Saved entries:
▬▬▬▬▬▬▬▬▬▬

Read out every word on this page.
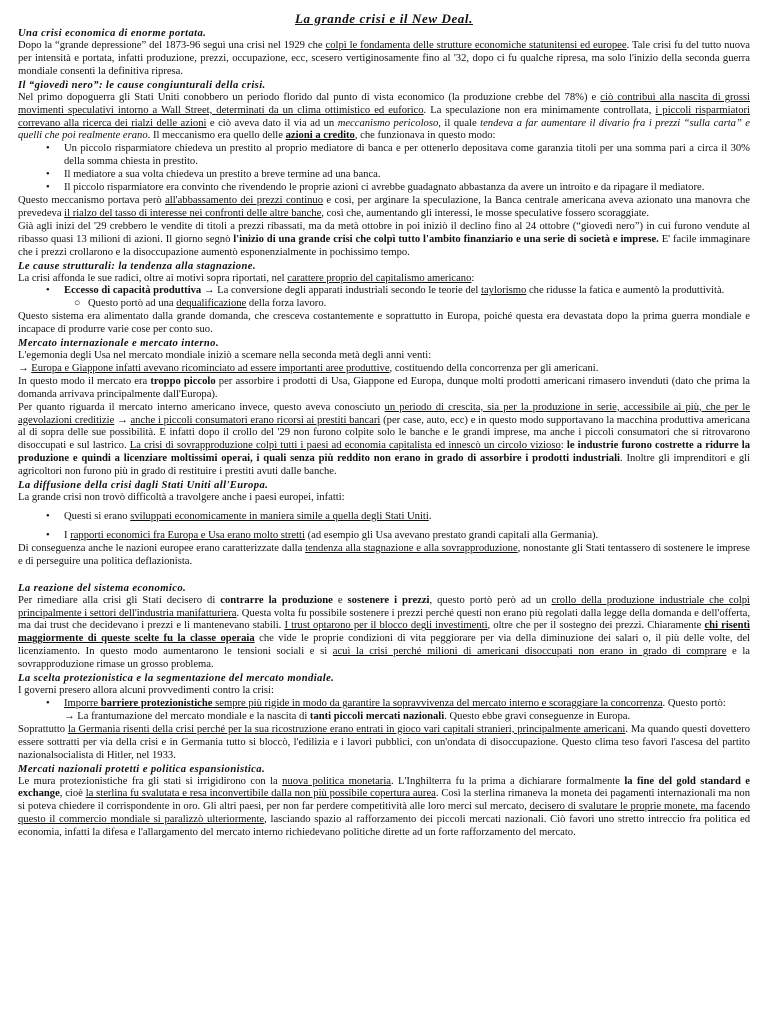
La grande crisi e il New Deal.
Una crisi economica di enorme portata.

Dopo la “grande depressione” del 1873-96 seguì una crisi nel 1929 che colpì le fondamenta delle strutture economiche statunitensi ed europee. Tale crisi fu del tutto nuova per intensità e portata, infatti produzione, prezzi, occupazione, ecc, scesero vertiginosamente fino al '32, dopo ci fu qualche ripresa, ma solo l'inizio della seconda guerra mondiale consentì la definitiva ripresa.

Il “giovedì nero”: le cause congiunturali della crisi.

Nel primo dopoguerra gli Stati Uniti conobbero un periodo florido dal punto di vista economico (la produzione crebbe del 78%) e ciò contribuì alla nascita di grossi movimenti speculativi intorno a Wall Street, determinati da un clima ottimistico ed euforico. La speculazione non era minimamente controllata, i piccoli risparmiatori correvano alla ricerca dei rialzi delle azioni e ciò aveva dato il via ad un meccanismo pericoloso, il quale tendeva a far aumentare il divario fra i prezzi “sulla carta” e quelli che poi realmente erano. Il meccanismo era quello delle azioni a credito, che funzionava in questo modo:

• Un piccolo risparmiatore chiedeva un prestito al proprio mediatore di banca e per ottenerlo depositava come garanzia titoli per una somma pari a circa il 30% della somma chiesta in prestito.
• Il mediatore a sua volta chiedeva un prestito a breve termine ad una banca.
• Il piccolo risparmiatore era convinto che rivendendo le proprie azioni ci avrebbe guadagnato abbastanza da avere un introito e da ripagare il mediatore.

Questo meccanismo portava però all'abbassamento dei prezzi continuo e così, per arginare la speculazione, la Banca centrale americana aveva azionato una manovra che prevedeva il rialzo del tasso di interesse nei confronti delle altre banche, così che, aumentando gli interessi, le mosse speculative fossero scoraggiate.

Già agli inizi del '29 crebbero le vendite di titoli a prezzi ribassati, ma da metà ottobre in poi iniziò il declino fino al 24 ottobre (“giovedì nero”) in cui furono vendute al ribasso quasi 13 milioni di azioni. Il giorno segnò l'inizio di una grande crisi che colpì tutto l'ambito finanziario e una serie di società e imprese. E' facile immaginare che i prezzi crollarono e la disoccupazione aumentò esponenzialmente in pochissimo tempo.

Le cause strutturali: la tendenza alla stagnazione.

La crisi affonda le sue radici, oltre ai motivi sopra riportati, nel carattere proprio del capitalismo americano:

• Eccesso di capacità produttiva → La conversione degli apparati industriali secondo le teorie del taylorismo che ridusse la fatica e aumentò la produttività.
○ Questo portò ad una dequalificazione della forza lavoro.

Questo sistema era alimentato dalla grande domanda, che cresceva costantemente e soprattutto in Europa, poiché questa era devastata dopo la prima guerra mondiale e incapace di produrre varie cose per conto suo.

Mercato internazionale e mercato interno.

L'egemonia degli Usa nel mercato mondiale iniziò a scemare nella seconda metà degli anni venti:

→ Europa e Giappone infatti avevano ricominciato ad essere importanti aree produttive, costituendo della concorrenza per gli americani.

In questo modo il mercato era troppo piccolo per assorbire i prodotti di Usa, Giappone ed Europa, dunque molti prodotti americani rimasero invenduti (dato che prima la domanda arrivava principalmente dall'Europa).

Per quanto riguarda il mercato interno americano invece, questo aveva conosciuto un periodo di crescita, sia per la produzione in serie, accessibile ai più, che per le agevolazioni creditizie → anche i piccoli consumatori erano ricorsi ai prestiti bancari (per case, auto, ecc) e in questo modo supportavano la macchina produttiva americana al di sopra delle sue possibilità. E infatti dopo il crollo del '29 non furono colpite solo le banche e le grandi imprese, ma anche i piccoli consumatori che si ritrovarono disoccupati e sul lastrico. La crisi di sovrapproduzione colpì tutti i paesi ad economia capitalista ed innescò un circolo vizioso: le industrie furono costrette a ridurre la produzione e quindi a licenziare moltissimi operai, i quali senza più reddito non erano in grado di assorbire i prodotti industriali. Inoltre gli imprenditori e gli agricoltori non furono più in grado di restituire i prestiti avuti dalle banche.

La diffusione della crisi dagli Stati Uniti all'Europa.

La grande crisi non trovò difficoltà a travolgere anche i paesi europei, infatti:

• Questi si erano sviluppati economicamente in maniera simile a quella degli Stati Uniti.
• I rapporti economici fra Europa e Usa erano molto stretti (ad esempio gli Usa avevano prestato grandi capitali alla Germania).

Di conseguenza anche le nazioni europee erano caratterizzate dalla tendenza alla stagnazione e alla sovrapproduzione, nonostante gli Stati tentassero di sostenere le imprese e di perseguire una politica deflazionista.

La reazione del sistema economico.

Per rimediare alla crisi gli Stati decisero di contrarre la produzione e sostenere i prezzi, questo portò però ad un crollo della produzione industriale che colpì principalmente i settori dell'industria manifatturiera. Questa volta fu possibile sostenere i prezzi perché questi non erano più regolati dalla legge della domanda e dell'offerta, ma dai trust che decidevano i prezzi e li mantenevano stabili. I trust optarono per il blocco degli investimenti, oltre che per il sostegno dei prezzi. Chiaramente chi risentì maggiormente di queste scelte fu la classe operaia che vide le proprie condizioni di vita peggiorare per via della diminuzione dei salari o, il più delle volte, del licenziamento. In questo modo aumentarono le tensioni sociali e si acuì la crisi perché milioni di americani disoccupati non erano in grado di comprare e la sovrapproduzione rimase un grosso problema.

La scelta protezionistica e la segmentazione del mercato mondiale.

I governi presero allora alcuni provvedimenti contro la crisi:

• Imporre barriere protezionistiche sempre più rigide in modo da garantire la sopravvivenza del mercato interno e scoraggiare la concorrenza. Questo portò:
→ La frantumazione del mercato mondiale e la nascita di tanti piccoli mercati nazionali. Questo ebbe gravi conseguenze in Europa.

Soprattutto la Germania risentì della crisi perché per la sua ricostruzione erano entrati in gioco vari capitali stranieri, principalmente americani. Ma quando questi dovettero essere sottratti per via della crisi e in Germania tutto si bloccò, l'edilizia e i lavori pubblici, con un'ondata di disoccupazione. Questo clima teso favorì l'ascesa del partito nazionalsocialista di Hitler, nel 1933.

Mercati nazionali protetti e politica espansionistica.

Le mura protezionistiche fra gli stati si irrigidirono con la nuova politica monetaria. L'Inghilterra fu la prima a dichiarare formalmente la fine del gold standard e exchange, cioè la sterlina fu svalutata e resa inconvertibile dalla non più possibile copertura aurea. Così la sterlina rimaneva la moneta dei pagamenti internazionali ma non si poteva chiedere il corrispondente in oro. Gli altri paesi, per non far perdere competitività alle loro merci sul mercato, decisero di svalutare le proprie monete, ma facendo questo il commercio mondiale si paralizzò ulteriormente, lasciando spazio al rafforzamento dei piccoli mercati nazionali. Ciò favorì uno stretto intreccio fra politica ed economia, infatti la difesa e l'allargamento del mercato interno richiedevano politiche dirette ad un forte rafforzamento del mercato.
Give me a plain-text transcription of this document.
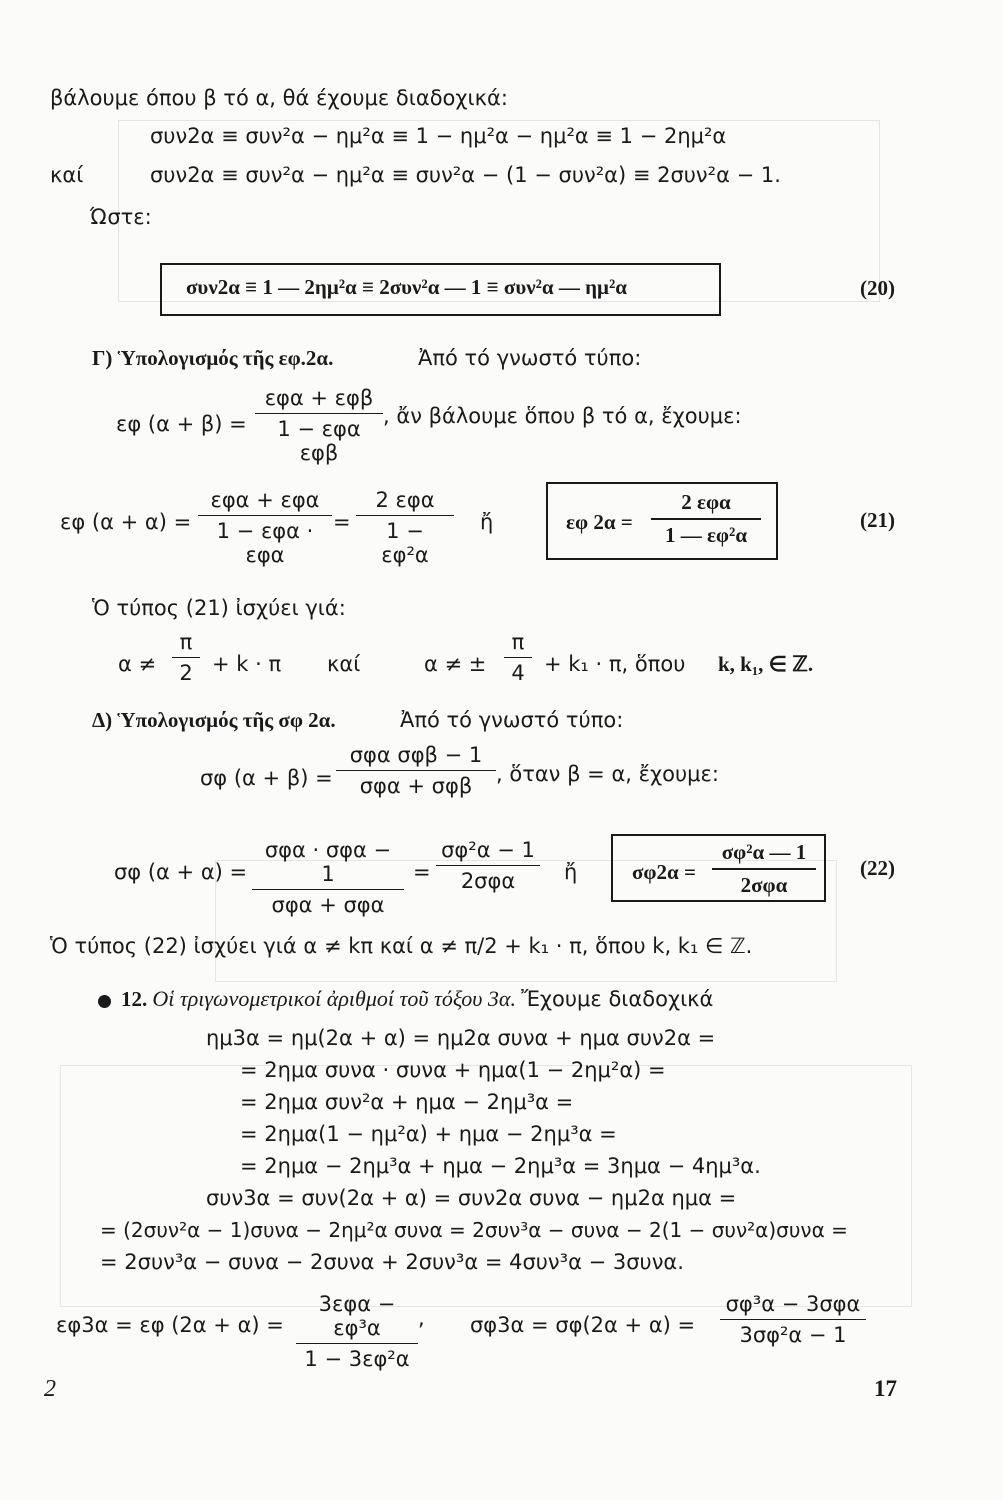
βάλουμε όπου β τό α, θά έχουμε διαδοχικά:
συν2α ≡ συν²α − ημ²α ≡ 1 − ημ²α − ημ²α ≡ 1 − 2ημ²α
καί	συν2α ≡ συν²α − ημ²α ≡ συν²α − (1 − συν²α) ≡ 2συν²α − 1.
Ώστε:
συν2α ≡ 1 — 2ημ²α ≡ 2συν²α — 1 ≡ συν²α — ημ²α	(20)
Γ) Ὑπολογισμός τῆς εφ.2α.	Ἀπό τό γνωστό τύπο:
εφ (α + β) =
εφα + εφβ
1 − εφα εφβ
, ἄν βάλουμε ὅπου β τό α, ἔχουμε:
εφ (α + α) =
εφα + εφα
1 − εφα · εφα
=
2 εφα
1 − εφ²α
ἤ	εφ 2α =
2 εφα
1 — εφ²α
(21)
Ὁ τύπος (21) ἰσχύει γιά:
$\alpha \ne \frac{\pi}{2} + k \cdot \pi$ καί	α ≠ ± $\frac{\pi}{4} + k_1 \cdot \pi$, ὅπου k, k₁, ∈ ℤ.
Δ) Ὑπολογισμός τῆς σφ 2α.	Ἀπό τό γνωστό τύπο:
σφ (α + β) =
σφα σφβ − 1
σφα + σφβ	, ὅταν β = α, ἔχουμε:
σφ (α + α) =
σφα · σφα − 1
σφα + σφα
=
σφ²α − 1
2σφα	ἤ	σφ2α =
σφ²α — 1
2σφα
(22)
Ὁ τύπος (22) ἰσχύει γιά α ≠ kπ καί α ≠ π/2 + k₁ · π, ὅπου k, k₁ ∈ ℤ.
12. Οἱ τριγωνομετρικοί ἀριθμοί τοῦ τόξου 3α. Ἔχουμε διαδοχικά
ημ3α = ημ(2α + α) = ημ2α συνα + ημα συν2α =
= 2ημα συνα · συνα + ημα(1 − 2ημ²α) =
= 2ημα συν²α + ημα − 2ημ³α =
= 2ημα(1 − ημ²α) + ημα − 2ημ³α =
= 2ημα − 2ημ³α + ημα − 2ημ³α = 3ημα − 4ημ³α.
συν3α = συν(2α + α) = συν2α συνα − ημ2α ημα =
= (2συν²α − 1)συνα − 2ημ²α συνα = 2συν³α − συνα − 2(1 − συν²α)συνα =
= 2συν³α − συνα − 2συνα + 2συν³α = 4συν³α − 3συνα.
εφ3α = εφ (2α + α) =
3εφα − εφ³α
1 − 3εφ²α
, σφ3α = σφ(2α + α) =
σφ³α − 3σφα
3σφ²α − 1
2	17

▬▬▬▬▬▬▬▬▬▬

Your task
Only lines with the word "portata" should be collected from the material.

Solution for this task
Una crisi economica di enorme portata.
Dopo la “grande depressione” del 1873-96 seguì una crisi nel 1929 che colpì le fondamenta delle strutture economiche statunitensi ed europee. Tale crisi fu del tutto nuova per intensità e portata, infatti produzione, prezzi, occupazione, ecc, scesero vertiginosamente fino al '32, dopo ci fu qualche ripresa, ma solo l'inizio della seconda guerra mondiale consentì la definitiva ripresa.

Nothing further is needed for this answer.